------ EXTRACTED RECORDS

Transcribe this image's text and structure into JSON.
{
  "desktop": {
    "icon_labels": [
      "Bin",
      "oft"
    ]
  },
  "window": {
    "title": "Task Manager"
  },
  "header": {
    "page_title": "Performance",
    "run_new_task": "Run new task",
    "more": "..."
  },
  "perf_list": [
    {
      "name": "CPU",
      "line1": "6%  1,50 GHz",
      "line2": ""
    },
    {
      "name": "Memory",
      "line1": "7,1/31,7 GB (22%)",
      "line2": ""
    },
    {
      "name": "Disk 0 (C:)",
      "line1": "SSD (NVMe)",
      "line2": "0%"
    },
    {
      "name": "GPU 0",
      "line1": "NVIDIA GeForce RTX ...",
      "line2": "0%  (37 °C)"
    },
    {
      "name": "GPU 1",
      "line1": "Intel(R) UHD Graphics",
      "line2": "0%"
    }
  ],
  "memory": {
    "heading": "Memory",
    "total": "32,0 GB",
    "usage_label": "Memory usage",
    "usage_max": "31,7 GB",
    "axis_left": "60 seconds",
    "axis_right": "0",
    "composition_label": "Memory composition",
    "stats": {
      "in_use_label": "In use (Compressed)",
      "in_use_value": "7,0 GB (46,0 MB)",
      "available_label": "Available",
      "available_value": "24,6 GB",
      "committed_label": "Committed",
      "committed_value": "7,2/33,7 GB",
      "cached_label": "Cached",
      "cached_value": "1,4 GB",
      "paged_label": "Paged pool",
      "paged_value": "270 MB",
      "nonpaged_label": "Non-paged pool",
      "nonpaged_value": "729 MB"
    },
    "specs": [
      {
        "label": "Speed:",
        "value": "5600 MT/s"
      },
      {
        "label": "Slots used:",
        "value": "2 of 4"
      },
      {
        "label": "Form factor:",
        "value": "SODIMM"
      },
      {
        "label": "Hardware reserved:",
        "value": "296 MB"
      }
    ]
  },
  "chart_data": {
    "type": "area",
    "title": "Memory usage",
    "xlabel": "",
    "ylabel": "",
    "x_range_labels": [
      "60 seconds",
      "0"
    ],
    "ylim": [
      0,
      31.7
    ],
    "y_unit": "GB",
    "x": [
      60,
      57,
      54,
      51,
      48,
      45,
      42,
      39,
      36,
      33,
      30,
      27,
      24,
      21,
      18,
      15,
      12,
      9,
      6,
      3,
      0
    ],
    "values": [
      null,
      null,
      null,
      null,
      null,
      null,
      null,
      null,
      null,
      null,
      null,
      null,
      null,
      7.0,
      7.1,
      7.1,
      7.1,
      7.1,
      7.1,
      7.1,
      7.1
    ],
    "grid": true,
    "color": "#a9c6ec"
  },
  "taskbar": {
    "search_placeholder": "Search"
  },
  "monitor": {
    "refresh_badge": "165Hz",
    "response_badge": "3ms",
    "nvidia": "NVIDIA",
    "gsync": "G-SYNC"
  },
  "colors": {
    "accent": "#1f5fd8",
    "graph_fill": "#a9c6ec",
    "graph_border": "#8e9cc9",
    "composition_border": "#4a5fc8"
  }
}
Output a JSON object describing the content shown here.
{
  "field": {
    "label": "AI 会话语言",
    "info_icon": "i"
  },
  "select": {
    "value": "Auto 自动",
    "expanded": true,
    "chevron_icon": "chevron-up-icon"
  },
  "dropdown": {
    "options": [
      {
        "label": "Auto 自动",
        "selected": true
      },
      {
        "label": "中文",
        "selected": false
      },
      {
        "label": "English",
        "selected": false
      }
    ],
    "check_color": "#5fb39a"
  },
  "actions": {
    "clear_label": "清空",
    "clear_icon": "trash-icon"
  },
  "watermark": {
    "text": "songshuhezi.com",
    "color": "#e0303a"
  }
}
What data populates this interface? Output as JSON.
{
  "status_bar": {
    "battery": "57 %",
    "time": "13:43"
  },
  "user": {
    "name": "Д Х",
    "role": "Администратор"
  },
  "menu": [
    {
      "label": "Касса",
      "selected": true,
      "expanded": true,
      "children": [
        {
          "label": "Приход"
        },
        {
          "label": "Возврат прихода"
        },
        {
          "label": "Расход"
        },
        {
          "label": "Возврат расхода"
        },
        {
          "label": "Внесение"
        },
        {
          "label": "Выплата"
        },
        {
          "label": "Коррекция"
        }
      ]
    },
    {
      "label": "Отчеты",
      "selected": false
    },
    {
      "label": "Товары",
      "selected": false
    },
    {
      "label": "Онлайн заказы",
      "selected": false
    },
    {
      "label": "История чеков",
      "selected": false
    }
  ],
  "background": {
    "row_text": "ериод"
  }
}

------------

→ **GIVEN INSTRUCTION**: Return all of the entries exactly as written.

→ **RESPONSE TO THIS TASK**:
Transcribe this image's text and structure into JSON.
{
  "desktop": {
    "icon_labels": [
      "Bin",
      "oft"
    ]
  },
  "window": {
    "title": "Task Manager"
  },
  "header": {
    "page_title": "Performance",
    "run_new_task": "Run new task",
    "more": "..."
  },
  "perf_list": [
    {
      "name": "CPU",
      "line1": "6%  1,50 GHz",
      "line2": ""
    },
    {
      "name": "Memory",
      "line1": "7,1/31,7 GB (22%)",
      "line2": ""
    },
    {
      "name": "Disk 0 (C:)",
      "line1": "SSD (NVMe)",
      "line2": "0%"
    },
    {
      "name": "GPU 0",
      "line1": "NVIDIA GeForce RTX ...",
      "line2": "0%  (37 °C)"
    },
    {
      "name": "GPU 1",
      "line1": "Intel(R) UHD Graphics",
      "line2": "0%"
    }
  ],
  "memory": {
    "heading": "Memory",
    "total": "32,0 GB",
    "usage_label": "Memory usage",
    "usage_max": "31,7 GB",
    "axis_left": "60 seconds",
    "axis_right": "0",
    "composition_label": "Memory composition",
    "stats": {
      "in_use_label": "In use (Compressed)",
      "in_use_value": "7,0 GB (46,0 MB)",
      "available_label": "Available",
      "available_value": "24,6 GB",
      "committed_label": "Committed",
      "committed_value": "7,2/33,7 GB",
      "cached_label": "Cached",
      "cached_value": "1,4 GB",
      "paged_label": "Paged pool",
      "paged_value": "270 MB",
      "nonpaged_label": "Non-paged pool",
      "nonpaged_value": "729 MB"
    },
    "specs": [
      {
        "label": "Speed:",
        "value": "5600 MT/s"
      },
      {
        "label": "Slots used:",
        "value": "2 of 4"
      },
      {
        "label": "Form factor:",
        "value": "SODIMM"
      },
      {
        "label": "Hardware reserved:",
        "value": "296 MB"
      }
    ]
  },
  "chart_data": {
    "type": "area",
    "title": "Memory usage",
    "xlabel": "",
    "ylabel": "",
    "x_range_labels": [
      "60 seconds",
      "0"
    ],
    "ylim": [
      0,
      31.7
    ],
    "y_unit": "GB",
    "x": [
      60,
      57,
      54,
      51,
      48,
      45,
      42,
      39,
      36,
      33,
      30,
      27,
      24,
      21,
      18,
      15,
      12,
      9,
      6,
      3,
      0
    ],
    "values": [
      null,
      null,
      null,
      null,
      null,
      null,
      null,
      null,
      null,
      null,
      null,
      null,
      null,
      7.0,
      7.1,
      7.1,
      7.1,
      7.1,
      7.1,
      7.1,
      7.1
    ],
    "grid": true,
    "color": "#a9c6ec"
  },
  "taskbar": {
    "search_placeholder": "Search"
  },
  "monitor": {
    "refresh_badge": "165Hz",
    "response_badge": "3ms",
    "nvidia": "NVIDIA",
    "gsync": "G-SYNC"
  },
  "colors": {
    "accent": "#1f5fd8",
    "graph_fill": "#a9c6ec",
    "graph_border": "#8e9cc9",
    "composition_border": "#4a5fc8"
  }
}
Output a JSON object describing the content shown here.
{
  "field": {
    "label": "AI 会话语言",
    "info_icon": "i"
  },
  "select": {
    "value": "Auto 自动",
    "expanded": true,
    "chevron_icon": "chevron-up-icon"
  },
  "dropdown": {
    "options": [
      {
        "label": "Auto 自动",
        "selected": true
      },
      {
        "label": "中文",
        "selected": false
      },
      {
        "label": "English",
        "selected": false
      }
    ],
    "check_color": "#5fb39a"
  },
  "actions": {
    "clear_label": "清空",
    "clear_icon": "trash-icon"
  },
  "watermark": {
    "text": "songshuhezi.com",
    "color": "#e0303a"
  }
}
What data populates this interface? Output as JSON.
{
  "status_bar": {
    "battery": "57 %",
    "time": "13:43"
  },
  "user": {
    "name": "Д Х",
    "role": "Администратор"
  },
  "menu": [
    {
      "label": "Касса",
      "selected": true,
      "expanded": true,
      "children": [
        {
          "label": "Приход"
        },
        {
          "label": "Возврат прихода"
        },
        {
          "label": "Расход"
        },
        {
          "label": "Возврат расхода"
        },
        {
          "label": "Внесение"
        },
        {
          "label": "Выплата"
        },
        {
          "label": "Коррекция"
        }
      ]
    },
    {
      "label": "Отчеты",
      "selected": false
    },
    {
      "label": "Товары",
      "selected": false
    },
    {
      "label": "Онлайн заказы",
      "selected": false
    },
    {
      "label": "История чеков",
      "selected": false
    }
  ],
  "background": {
    "row_text": "ериод"
  }
}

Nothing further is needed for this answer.